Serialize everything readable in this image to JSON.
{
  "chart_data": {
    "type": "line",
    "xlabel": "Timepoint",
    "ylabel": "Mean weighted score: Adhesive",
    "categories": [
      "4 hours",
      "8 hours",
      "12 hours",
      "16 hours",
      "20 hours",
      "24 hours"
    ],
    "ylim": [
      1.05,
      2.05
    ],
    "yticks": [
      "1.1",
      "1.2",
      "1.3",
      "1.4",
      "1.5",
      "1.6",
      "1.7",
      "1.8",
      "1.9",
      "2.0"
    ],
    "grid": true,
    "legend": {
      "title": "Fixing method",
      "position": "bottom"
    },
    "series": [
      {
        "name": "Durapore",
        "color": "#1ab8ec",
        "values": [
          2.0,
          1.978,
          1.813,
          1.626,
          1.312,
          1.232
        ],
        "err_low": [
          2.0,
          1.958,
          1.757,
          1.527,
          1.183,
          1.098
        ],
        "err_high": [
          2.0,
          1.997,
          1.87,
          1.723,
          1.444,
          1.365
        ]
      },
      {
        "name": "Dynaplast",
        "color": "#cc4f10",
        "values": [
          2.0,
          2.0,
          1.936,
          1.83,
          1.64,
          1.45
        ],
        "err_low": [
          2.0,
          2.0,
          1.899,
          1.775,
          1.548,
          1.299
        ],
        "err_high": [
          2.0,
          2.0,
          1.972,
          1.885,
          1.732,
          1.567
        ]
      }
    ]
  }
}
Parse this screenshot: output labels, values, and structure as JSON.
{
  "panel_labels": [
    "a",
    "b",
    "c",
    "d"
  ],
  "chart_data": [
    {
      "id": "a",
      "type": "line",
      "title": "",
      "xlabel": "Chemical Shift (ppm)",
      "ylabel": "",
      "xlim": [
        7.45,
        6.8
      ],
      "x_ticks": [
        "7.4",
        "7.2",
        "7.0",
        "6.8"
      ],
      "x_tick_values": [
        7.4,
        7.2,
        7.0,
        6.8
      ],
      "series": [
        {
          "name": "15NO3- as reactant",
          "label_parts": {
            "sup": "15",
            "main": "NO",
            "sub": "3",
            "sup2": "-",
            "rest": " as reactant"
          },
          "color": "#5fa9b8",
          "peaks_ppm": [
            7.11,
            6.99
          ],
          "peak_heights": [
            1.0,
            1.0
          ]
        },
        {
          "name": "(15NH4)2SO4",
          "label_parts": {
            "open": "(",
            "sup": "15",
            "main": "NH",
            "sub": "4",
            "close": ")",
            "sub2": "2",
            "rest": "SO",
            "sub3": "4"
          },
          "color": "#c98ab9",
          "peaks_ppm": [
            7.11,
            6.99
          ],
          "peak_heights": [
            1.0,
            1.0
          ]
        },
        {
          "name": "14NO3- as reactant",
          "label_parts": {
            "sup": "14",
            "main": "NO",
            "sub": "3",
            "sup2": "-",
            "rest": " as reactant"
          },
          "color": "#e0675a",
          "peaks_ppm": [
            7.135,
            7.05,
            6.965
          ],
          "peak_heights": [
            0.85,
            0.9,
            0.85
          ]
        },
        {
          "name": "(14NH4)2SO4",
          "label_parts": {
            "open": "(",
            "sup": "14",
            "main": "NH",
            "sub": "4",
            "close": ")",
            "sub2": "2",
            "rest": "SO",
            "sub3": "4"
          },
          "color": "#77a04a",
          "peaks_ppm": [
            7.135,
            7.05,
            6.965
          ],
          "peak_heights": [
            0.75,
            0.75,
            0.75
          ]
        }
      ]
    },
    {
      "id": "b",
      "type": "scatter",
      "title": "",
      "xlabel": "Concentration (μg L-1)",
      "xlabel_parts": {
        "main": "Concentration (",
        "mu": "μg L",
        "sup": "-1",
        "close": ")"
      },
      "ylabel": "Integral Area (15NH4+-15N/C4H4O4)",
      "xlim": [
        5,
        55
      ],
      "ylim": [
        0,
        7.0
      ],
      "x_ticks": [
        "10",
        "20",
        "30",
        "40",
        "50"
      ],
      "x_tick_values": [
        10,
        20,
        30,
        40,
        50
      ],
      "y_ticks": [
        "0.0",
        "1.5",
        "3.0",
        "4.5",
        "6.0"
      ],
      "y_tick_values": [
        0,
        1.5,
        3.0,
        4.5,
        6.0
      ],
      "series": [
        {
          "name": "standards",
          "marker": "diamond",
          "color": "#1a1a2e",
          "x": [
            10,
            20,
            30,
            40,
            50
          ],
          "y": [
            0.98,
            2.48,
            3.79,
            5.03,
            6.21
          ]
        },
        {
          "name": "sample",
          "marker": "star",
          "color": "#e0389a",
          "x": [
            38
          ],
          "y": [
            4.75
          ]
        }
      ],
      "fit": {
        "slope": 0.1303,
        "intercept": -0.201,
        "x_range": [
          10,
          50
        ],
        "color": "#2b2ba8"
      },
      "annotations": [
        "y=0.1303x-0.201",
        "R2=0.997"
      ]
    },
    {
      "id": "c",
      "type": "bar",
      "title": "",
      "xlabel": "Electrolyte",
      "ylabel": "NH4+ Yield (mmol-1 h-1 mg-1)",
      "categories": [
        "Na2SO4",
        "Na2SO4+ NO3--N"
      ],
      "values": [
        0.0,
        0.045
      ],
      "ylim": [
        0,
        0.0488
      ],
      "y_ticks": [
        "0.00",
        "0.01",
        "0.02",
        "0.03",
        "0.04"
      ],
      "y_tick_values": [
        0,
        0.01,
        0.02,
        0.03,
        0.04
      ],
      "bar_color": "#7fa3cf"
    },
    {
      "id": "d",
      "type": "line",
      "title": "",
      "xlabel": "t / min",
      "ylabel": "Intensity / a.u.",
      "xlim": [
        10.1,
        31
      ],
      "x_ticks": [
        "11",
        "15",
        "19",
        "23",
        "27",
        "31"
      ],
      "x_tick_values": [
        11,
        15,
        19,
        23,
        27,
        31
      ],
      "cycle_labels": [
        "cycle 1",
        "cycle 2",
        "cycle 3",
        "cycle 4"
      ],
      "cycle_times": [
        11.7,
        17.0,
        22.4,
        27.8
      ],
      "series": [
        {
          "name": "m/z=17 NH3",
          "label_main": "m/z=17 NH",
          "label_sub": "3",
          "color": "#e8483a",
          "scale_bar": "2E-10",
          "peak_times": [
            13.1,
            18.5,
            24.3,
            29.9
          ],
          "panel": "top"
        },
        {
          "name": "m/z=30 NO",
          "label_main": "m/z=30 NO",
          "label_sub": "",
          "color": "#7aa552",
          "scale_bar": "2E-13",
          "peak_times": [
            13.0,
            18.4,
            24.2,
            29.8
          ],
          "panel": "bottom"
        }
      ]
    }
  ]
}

════════

# DESCRIPTION OF THE TASK:
Would you reproduce all the entries exactly?

# TASK ANSWER:
Serialize everything readable in this image to JSON.
{
  "chart_data": {
    "type": "line",
    "xlabel": "Timepoint",
    "ylabel": "Mean weighted score: Adhesive",
    "categories": [
      "4 hours",
      "8 hours",
      "12 hours",
      "16 hours",
      "20 hours",
      "24 hours"
    ],
    "ylim": [
      1.05,
      2.05
    ],
    "yticks": [
      "1.1",
      "1.2",
      "1.3",
      "1.4",
      "1.5",
      "1.6",
      "1.7",
      "1.8",
      "1.9",
      "2.0"
    ],
    "grid": true,
    "legend": {
      "title": "Fixing method",
      "position": "bottom"
    },
    "series": [
      {
        "name": "Durapore",
        "color": "#1ab8ec",
        "values": [
          2.0,
          1.978,
          1.813,
          1.626,
          1.312,
          1.232
        ],
        "err_low": [
          2.0,
          1.958,
          1.757,
          1.527,
          1.183,
          1.098
        ],
        "err_high": [
          2.0,
          1.997,
          1.87,
          1.723,
          1.444,
          1.365
        ]
      },
      {
        "name": "Dynaplast",
        "color": "#cc4f10",
        "values": [
          2.0,
          2.0,
          1.936,
          1.83,
          1.64,
          1.45
        ],
        "err_low": [
          2.0,
          2.0,
          1.899,
          1.775,
          1.548,
          1.299
        ],
        "err_high": [
          2.0,
          2.0,
          1.972,
          1.885,
          1.732,
          1.567
        ]
      }
    ]
  }
}
Parse this screenshot: output labels, values, and structure as JSON.
{
  "panel_labels": [
    "a",
    "b",
    "c",
    "d"
  ],
  "chart_data": [
    {
      "id": "a",
      "type": "line",
      "title": "",
      "xlabel": "Chemical Shift (ppm)",
      "ylabel": "",
      "xlim": [
        7.45,
        6.8
      ],
      "x_ticks": [
        "7.4",
        "7.2",
        "7.0",
        "6.8"
      ],
      "x_tick_values": [
        7.4,
        7.2,
        7.0,
        6.8
      ],
      "series": [
        {
          "name": "15NO3- as reactant",
          "label_parts": {
            "sup": "15",
            "main": "NO",
            "sub": "3",
            "sup2": "-",
            "rest": " as reactant"
          },
          "color": "#5fa9b8",
          "peaks_ppm": [
            7.11,
            6.99
          ],
          "peak_heights": [
            1.0,
            1.0
          ]
        },
        {
          "name": "(15NH4)2SO4",
          "label_parts": {
            "open": "(",
            "sup": "15",
            "main": "NH",
            "sub": "4",
            "close": ")",
            "sub2": "2",
            "rest": "SO",
            "sub3": "4"
          },
          "color": "#c98ab9",
          "peaks_ppm": [
            7.11,
            6.99
          ],
          "peak_heights": [
            1.0,
            1.0
          ]
        },
        {
          "name": "14NO3- as reactant",
          "label_parts": {
            "sup": "14",
            "main": "NO",
            "sub": "3",
            "sup2": "-",
            "rest": " as reactant"
          },
          "color": "#e0675a",
          "peaks_ppm": [
            7.135,
            7.05,
            6.965
          ],
          "peak_heights": [
            0.85,
            0.9,
            0.85
          ]
        },
        {
          "name": "(14NH4)2SO4",
          "label_parts": {
            "open": "(",
            "sup": "14",
            "main": "NH",
            "sub": "4",
            "close": ")",
            "sub2": "2",
            "rest": "SO",
            "sub3": "4"
          },
          "color": "#77a04a",
          "peaks_ppm": [
            7.135,
            7.05,
            6.965
          ],
          "peak_heights": [
            0.75,
            0.75,
            0.75
          ]
        }
      ]
    },
    {
      "id": "b",
      "type": "scatter",
      "title": "",
      "xlabel": "Concentration (μg L-1)",
      "xlabel_parts": {
        "main": "Concentration (",
        "mu": "μg L",
        "sup": "-1",
        "close": ")"
      },
      "ylabel": "Integral Area (15NH4+-15N/C4H4O4)",
      "xlim": [
        5,
        55
      ],
      "ylim": [
        0,
        7.0
      ],
      "x_ticks": [
        "10",
        "20",
        "30",
        "40",
        "50"
      ],
      "x_tick_values": [
        10,
        20,
        30,
        40,
        50
      ],
      "y_ticks": [
        "0.0",
        "1.5",
        "3.0",
        "4.5",
        "6.0"
      ],
      "y_tick_values": [
        0,
        1.5,
        3.0,
        4.5,
        6.0
      ],
      "series": [
        {
          "name": "standards",
          "marker": "diamond",
          "color": "#1a1a2e",
          "x": [
            10,
            20,
            30,
            40,
            50
          ],
          "y": [
            0.98,
            2.48,
            3.79,
            5.03,
            6.21
          ]
        },
        {
          "name": "sample",
          "marker": "star",
          "color": "#e0389a",
          "x": [
            38
          ],
          "y": [
            4.75
          ]
        }
      ],
      "fit": {
        "slope": 0.1303,
        "intercept": -0.201,
        "x_range": [
          10,
          50
        ],
        "color": "#2b2ba8"
      },
      "annotations": [
        "y=0.1303x-0.201",
        "R2=0.997"
      ]
    },
    {
      "id": "c",
      "type": "bar",
      "title": "",
      "xlabel": "Electrolyte",
      "ylabel": "NH4+ Yield (mmol-1 h-1 mg-1)",
      "categories": [
        "Na2SO4",
        "Na2SO4+ NO3--N"
      ],
      "values": [
        0.0,
        0.045
      ],
      "ylim": [
        0,
        0.0488
      ],
      "y_ticks": [
        "0.00",
        "0.01",
        "0.02",
        "0.03",
        "0.04"
      ],
      "y_tick_values": [
        0,
        0.01,
        0.02,
        0.03,
        0.04
      ],
      "bar_color": "#7fa3cf"
    },
    {
      "id": "d",
      "type": "line",
      "title": "",
      "xlabel": "t / min",
      "ylabel": "Intensity / a.u.",
      "xlim": [
        10.1,
        31
      ],
      "x_ticks": [
        "11",
        "15",
        "19",
        "23",
        "27",
        "31"
      ],
      "x_tick_values": [
        11,
        15,
        19,
        23,
        27,
        31
      ],
      "cycle_labels": [
        "cycle 1",
        "cycle 2",
        "cycle 3",
        "cycle 4"
      ],
      "cycle_times": [
        11.7,
        17.0,
        22.4,
        27.8
      ],
      "series": [
        {
          "name": "m/z=17 NH3",
          "label_main": "m/z=17 NH",
          "label_sub": "3",
          "color": "#e8483a",
          "scale_bar": "2E-10",
          "peak_times": [
            13.1,
            18.5,
            24.3,
            29.9
          ],
          "panel": "top"
        },
        {
          "name": "m/z=30 NO",
          "label_main": "m/z=30 NO",
          "label_sub": "",
          "color": "#7aa552",
          "scale_bar": "2E-13",
          "peak_times": [
            13.0,
            18.4,
            24.2,
            29.8
          ],
          "panel": "bottom"
        }
      ]
    }
  ]
}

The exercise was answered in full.